[START OF MATERIAL PROVIDED]

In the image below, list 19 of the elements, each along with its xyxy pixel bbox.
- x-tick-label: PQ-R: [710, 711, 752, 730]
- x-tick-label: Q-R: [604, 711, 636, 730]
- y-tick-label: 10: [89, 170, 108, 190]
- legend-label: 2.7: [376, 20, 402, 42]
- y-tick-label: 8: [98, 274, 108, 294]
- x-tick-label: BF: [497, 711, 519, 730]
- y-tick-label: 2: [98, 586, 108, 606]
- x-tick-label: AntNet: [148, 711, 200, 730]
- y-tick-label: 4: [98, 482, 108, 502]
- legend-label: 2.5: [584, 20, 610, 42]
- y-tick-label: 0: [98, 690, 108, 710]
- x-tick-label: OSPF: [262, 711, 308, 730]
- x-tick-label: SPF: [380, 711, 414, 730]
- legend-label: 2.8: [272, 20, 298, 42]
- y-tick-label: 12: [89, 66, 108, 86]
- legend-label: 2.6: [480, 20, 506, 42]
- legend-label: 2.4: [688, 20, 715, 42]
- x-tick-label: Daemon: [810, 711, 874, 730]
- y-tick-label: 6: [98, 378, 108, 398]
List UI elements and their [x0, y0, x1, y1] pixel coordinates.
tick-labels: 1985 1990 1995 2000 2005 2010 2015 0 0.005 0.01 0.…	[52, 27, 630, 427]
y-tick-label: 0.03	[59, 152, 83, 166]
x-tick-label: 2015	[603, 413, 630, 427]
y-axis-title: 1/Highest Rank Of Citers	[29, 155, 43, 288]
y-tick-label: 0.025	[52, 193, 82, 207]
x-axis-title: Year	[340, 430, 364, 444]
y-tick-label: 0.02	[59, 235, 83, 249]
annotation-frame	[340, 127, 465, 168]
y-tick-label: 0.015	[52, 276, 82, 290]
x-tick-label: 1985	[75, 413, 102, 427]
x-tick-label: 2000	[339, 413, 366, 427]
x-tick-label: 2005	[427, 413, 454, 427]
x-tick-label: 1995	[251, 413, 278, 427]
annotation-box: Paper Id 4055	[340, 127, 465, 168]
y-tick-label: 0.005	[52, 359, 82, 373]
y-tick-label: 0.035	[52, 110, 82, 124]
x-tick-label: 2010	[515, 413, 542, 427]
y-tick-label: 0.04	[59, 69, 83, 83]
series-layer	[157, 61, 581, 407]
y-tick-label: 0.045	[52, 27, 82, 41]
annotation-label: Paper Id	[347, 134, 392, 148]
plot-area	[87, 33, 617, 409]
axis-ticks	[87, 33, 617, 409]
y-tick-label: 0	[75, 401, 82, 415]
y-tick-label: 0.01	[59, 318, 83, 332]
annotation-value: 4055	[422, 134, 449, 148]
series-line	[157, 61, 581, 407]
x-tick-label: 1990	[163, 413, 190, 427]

[END OF MATERIAL PROVIDED]

→ **WHAT NEEDS TO BE DONE**: Reproduce every line of the entries above verbatim, in their original order.

→ **RESPONSE TO THE TASK**:
In the image below, list 19 of the elements, each along with its xyxy pixel bbox.
- x-tick-label: PQ-R: [710, 711, 752, 730]
- x-tick-label: Q-R: [604, 711, 636, 730]
- y-tick-label: 10: [89, 170, 108, 190]
- legend-label: 2.7: [376, 20, 402, 42]
- y-tick-label: 8: [98, 274, 108, 294]
- x-tick-label: BF: [497, 711, 519, 730]
- y-tick-label: 2: [98, 586, 108, 606]
- x-tick-label: AntNet: [148, 711, 200, 730]
- y-tick-label: 4: [98, 482, 108, 502]
- legend-label: 2.5: [584, 20, 610, 42]
- y-tick-label: 0: [98, 690, 108, 710]
- x-tick-label: OSPF: [262, 711, 308, 730]
- x-tick-label: SPF: [380, 711, 414, 730]
- legend-label: 2.8: [272, 20, 298, 42]
- y-tick-label: 12: [89, 66, 108, 86]
- legend-label: 2.6: [480, 20, 506, 42]
- legend-label: 2.4: [688, 20, 715, 42]
- x-tick-label: Daemon: [810, 711, 874, 730]
- y-tick-label: 6: [98, 378, 108, 398]
List UI elements and their [x0, y0, x1, y1] pixel coordinates.
tick-labels: 1985 1990 1995 2000 2005 2010 2015 0 0.005 0.01 0.…	[52, 27, 630, 427]
y-tick-label: 0.03	[59, 152, 83, 166]
x-tick-label: 2015	[603, 413, 630, 427]
y-axis-title: 1/Highest Rank Of Citers	[29, 155, 43, 288]
y-tick-label: 0.025	[52, 193, 82, 207]
x-axis-title: Year	[340, 430, 364, 444]
y-tick-label: 0.02	[59, 235, 83, 249]
annotation-frame	[340, 127, 465, 168]
y-tick-label: 0.015	[52, 276, 82, 290]
x-tick-label: 1985	[75, 413, 102, 427]
x-tick-label: 2000	[339, 413, 366, 427]
x-tick-label: 2005	[427, 413, 454, 427]
x-tick-label: 1995	[251, 413, 278, 427]
annotation-box: Paper Id 4055	[340, 127, 465, 168]
y-tick-label: 0.005	[52, 359, 82, 373]
y-tick-label: 0.035	[52, 110, 82, 124]
x-tick-label: 2010	[515, 413, 542, 427]
y-tick-label: 0.04	[59, 69, 83, 83]
series-layer	[157, 61, 581, 407]
y-tick-label: 0.045	[52, 27, 82, 41]
annotation-label: Paper Id	[347, 134, 392, 148]
plot-area	[87, 33, 617, 409]
axis-ticks	[87, 33, 617, 409]
y-tick-label: 0	[75, 401, 82, 415]
y-tick-label: 0.01	[59, 318, 83, 332]
annotation-value: 4055	[422, 134, 449, 148]
series-line	[157, 61, 581, 407]
x-tick-label: 1990	[163, 413, 190, 427]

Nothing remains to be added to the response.